• **Extracted entries**:
════════════════

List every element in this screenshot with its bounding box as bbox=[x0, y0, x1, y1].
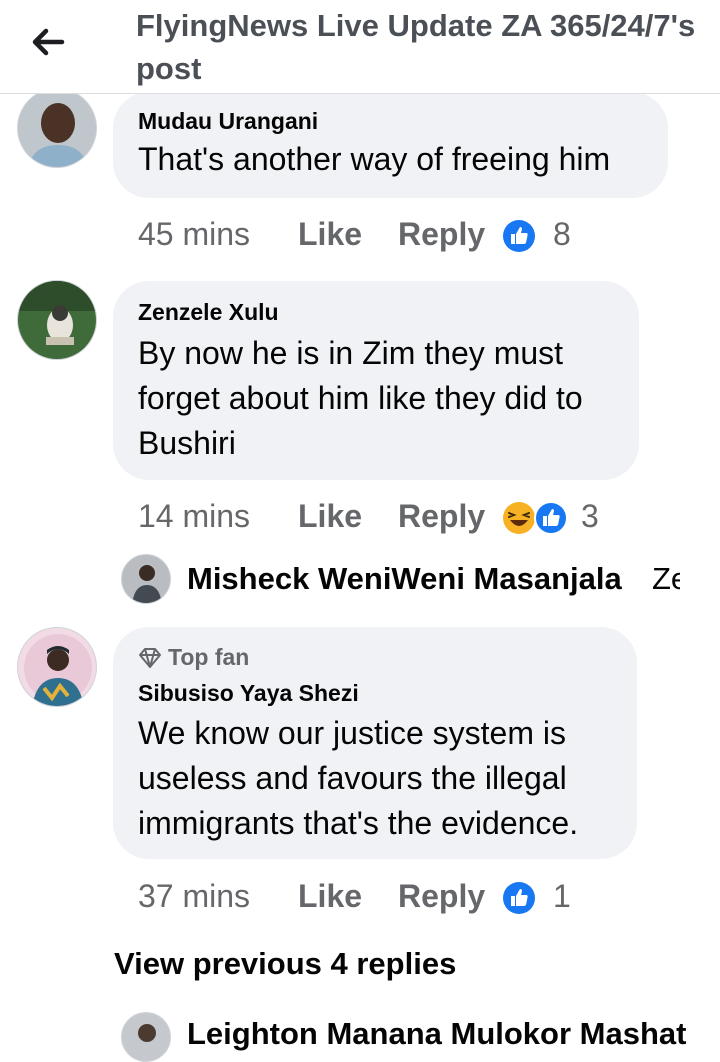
avatar[interactable] bbox=[17, 627, 97, 707]
reply-snippet[interactable]: Ze bbox=[652, 561, 680, 597]
comment-bubble[interactable]: Top fan Sibusiso Yaya Shezi We know our … bbox=[113, 627, 637, 859]
reply-author[interactable]: Leighton Manana Mulokor Mashat bbox=[187, 1016, 707, 1052]
comment-text-line: useless and favours the illegal bbox=[138, 760, 567, 796]
like-reaction-icon[interactable] bbox=[502, 881, 536, 915]
person-avatar-image bbox=[122, 1013, 170, 1061]
person-avatar-image bbox=[122, 555, 170, 603]
reaction-count[interactable]: 3 bbox=[581, 496, 599, 536]
comment-text-line: By now he is in Zim they must bbox=[138, 335, 564, 371]
comment-author[interactable]: Zenzele Xulu bbox=[138, 299, 279, 326]
person-avatar-image bbox=[18, 89, 96, 167]
reply-button[interactable]: Reply bbox=[398, 496, 485, 536]
comment-author[interactable]: Mudau Urangani bbox=[138, 108, 318, 135]
comment-text-line: We know our justice system is bbox=[138, 715, 566, 751]
top-fan-label: Top fan bbox=[168, 644, 250, 670]
back-button[interactable] bbox=[26, 20, 70, 64]
diamond-icon bbox=[139, 647, 161, 668]
top-fan-badge: Top fan bbox=[138, 644, 249, 671]
reply-author[interactable]: Misheck WeniWeni Masanjala bbox=[187, 561, 622, 597]
avatar[interactable] bbox=[121, 554, 171, 604]
like-reaction-icon[interactable] bbox=[534, 501, 568, 535]
page-title: FlyingNews Live Update ZA 365/24/7's pos… bbox=[136, 8, 696, 86]
monkey-avatar-image bbox=[18, 281, 96, 359]
avatar[interactable] bbox=[121, 1012, 171, 1062]
avatar[interactable] bbox=[17, 280, 97, 360]
like-reaction-icon[interactable] bbox=[502, 219, 536, 253]
view-previous-replies-link[interactable]: View previous 4 replies bbox=[114, 946, 456, 982]
reaction-count[interactable]: 8 bbox=[553, 214, 571, 254]
comment-text-line: immigrants that's the evidence. bbox=[138, 805, 579, 841]
comment-text-line: Bushiri bbox=[138, 425, 236, 461]
comment-bubble[interactable]: Zenzele Xulu By now he is in Zim they mu… bbox=[113, 281, 639, 480]
comment-time: 14 mins bbox=[138, 498, 251, 534]
post-header: FlyingNews Live Update ZA 365/24/7's pos… bbox=[0, 0, 720, 94]
comment-text: That's another way of freeing him bbox=[138, 141, 611, 177]
reaction-count[interactable]: 1 bbox=[553, 876, 571, 916]
comment-bubble[interactable]: Mudau Urangani That's another way of fre… bbox=[113, 92, 668, 198]
comment-text-line: forget about him like they did to bbox=[138, 380, 583, 416]
person-avatar-image bbox=[18, 628, 96, 706]
like-button[interactable]: Like bbox=[298, 876, 362, 916]
reply-button[interactable]: Reply bbox=[398, 876, 485, 916]
like-button[interactable]: Like bbox=[298, 496, 362, 536]
comment-time: 45 mins bbox=[138, 216, 251, 252]
comment-author[interactable]: Sibusiso Yaya Shezi bbox=[138, 680, 359, 707]
reply-button[interactable]: Reply bbox=[398, 214, 485, 254]
back-arrow-icon bbox=[32, 28, 65, 56]
comment-time: 37 mins bbox=[138, 878, 251, 914]
haha-reaction-icon[interactable] bbox=[502, 501, 536, 535]
like-button[interactable]: Like bbox=[298, 214, 362, 254]
avatar[interactable] bbox=[17, 88, 97, 168]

════════════════

• **Task to complete**: Render every line of the entries above as a JSON list of strings, one string per line, leaving out the pictures and any blank lines.

• **Task result**:
[
  "List every element in this screenshot with its bounding box as bbox=[x0, y0, x1, y1].",
  "avatar[interactable] bbox=[17, 627, 97, 707]",
  "reply-snippet[interactable]: Ze bbox=[652, 561, 680, 597]",
  "comment-bubble[interactable]: Top fan Sibusiso Yaya Shezi We know our … bbox=[113, 627, 637, 859]",
  "reply-author[interactable]: Leighton Manana Mulokor Mashat bbox=[187, 1016, 707, 1052]",
  "comment-text-line: useless and favours the illegal bbox=[138, 760, 567, 796]",
  "like-reaction-icon[interactable] bbox=[502, 881, 536, 915]",
  "person-avatar-image bbox=[122, 1013, 170, 1061]",
  "person-avatar-image bbox=[122, 555, 170, 603]",
  "reaction-count[interactable]: 3 bbox=[581, 496, 599, 536]",
  "comment-text-line: By now he is in Zim they must bbox=[138, 335, 564, 371]",
  "comment-author[interactable]: Zenzele Xulu bbox=[138, 299, 279, 326]",
  "person-avatar-image bbox=[18, 89, 96, 167]",
  "reply-button[interactable]: Reply bbox=[398, 496, 485, 536]",
  "comment-author[interactable]: Mudau Urangani bbox=[138, 108, 318, 135]",
  "comment-text-line: We know our justice system is bbox=[138, 715, 566, 751]",
  "top-fan-label: Top fan bbox=[168, 644, 250, 670]",
  "back-button[interactable] bbox=[26, 20, 70, 64]",
  "diamond-icon bbox=[139, 647, 161, 668]",
  "top-fan-badge: Top fan bbox=[138, 644, 249, 671]",
  "reply-author[interactable]: Misheck WeniWeni Masanjala bbox=[187, 561, 622, 597]",
  "avatar[interactable] bbox=[121, 554, 171, 604]",
  "like-reaction-icon[interactable] bbox=[534, 501, 568, 535]",
  "page-title: FlyingNews Live Update ZA 365/24/7's pos… bbox=[136, 8, 696, 86]",
  "monkey-avatar-image bbox=[18, 281, 96, 359]",
  "avatar[interactable] bbox=[121, 1012, 171, 1062]",
  "avatar[interactable] bbox=[17, 280, 97, 360]",
  "like-reaction-icon[interactable] bbox=[502, 219, 536, 253]",
  "view-previous-replies-link[interactable]: View previous 4 replies bbox=[114, 946, 456, 982]",
  "reaction-count[interactable]: 8 bbox=[553, 214, 571, 254]",
  "comment-text-line: immigrants that's the evidence. bbox=[138, 805, 579, 841]",
  "comment-text-line: Bushiri bbox=[138, 425, 236, 461]",
  "comment-bubble[interactable]: Zenzele Xulu By now he is in Zim they mu… bbox=[113, 281, 639, 480]",
  "comment-time: 14 mins bbox=[138, 498, 251, 534]",
  "post-header: FlyingNews Live Update ZA 365/24/7's pos… bbox=[0, 0, 720, 94]",
  "comment-text: That's another way of freeing him bbox=[138, 141, 611, 177]",
  "reaction-count[interactable]: 1 bbox=[553, 876, 571, 916]",
  "comment-bubble[interactable]: Mudau Urangani That's another way of fre… bbox=[113, 92, 668, 198]",
  "comment-text-line: forget about him like they did to bbox=[138, 380, 583, 416]",
  "person-avatar-image bbox=[18, 628, 96, 706]",
  "like-button[interactable]: Like bbox=[298, 876, 362, 916]",
  "reply-button[interactable]: Reply bbox=[398, 876, 485, 916]",
  "like-button[interactable]: Like bbox=[298, 496, 362, 536]",
  "comment-time: 45 mins bbox=[138, 216, 251, 252]",
  "comment-author[interactable]: Sibusiso Yaya Shezi bbox=[138, 680, 359, 707]",
  "reply-button[interactable]: Reply bbox=[398, 214, 485, 254]",
  "back-arrow-icon bbox=[32, 28, 65, 56]",
  "comment-time: 37 mins bbox=[138, 878, 251, 914]",
  "haha-reaction-icon[interactable] bbox=[502, 501, 536, 535]",
  "like-button[interactable]: Like bbox=[298, 214, 362, 254]",
  "avatar[interactable] bbox=[17, 88, 97, 168]"
]